*DIRECTIONS FOR THIS TASK*.
What is the number of lines in the data that hold the string "Insurer"? Reply with that number only.

(Extracted data entries)
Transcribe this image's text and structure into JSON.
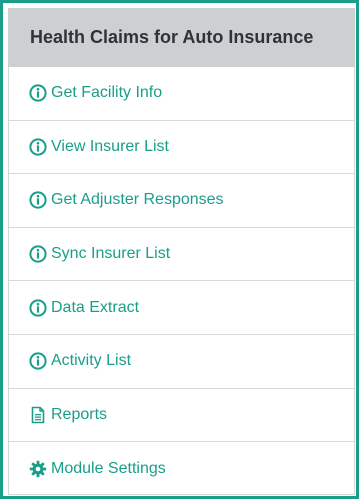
{
  "panel": {
    "title": "Health Claims for Auto Insurance",
    "accent_color": "#1a9e8a",
    "header_bg": "#cdd0d3"
  },
  "menu": {
    "items": [
      {
        "label": "Get Facility Info",
        "icon": "info-circle-icon"
      },
      {
        "label": "View Insurer List",
        "icon": "info-circle-icon"
      },
      {
        "label": "Get Adjuster Responses",
        "icon": "info-circle-icon"
      },
      {
        "label": "Sync Insurer List",
        "icon": "info-circle-icon"
      },
      {
        "label": "Data Extract",
        "icon": "info-circle-icon"
      },
      {
        "label": "Activity List",
        "icon": "info-circle-icon"
      },
      {
        "label": "Reports",
        "icon": "document-icon"
      },
      {
        "label": "Module Settings",
        "icon": "gear-icon"
      }
    ]
  }
}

*CORRECT OUTPUT*.
2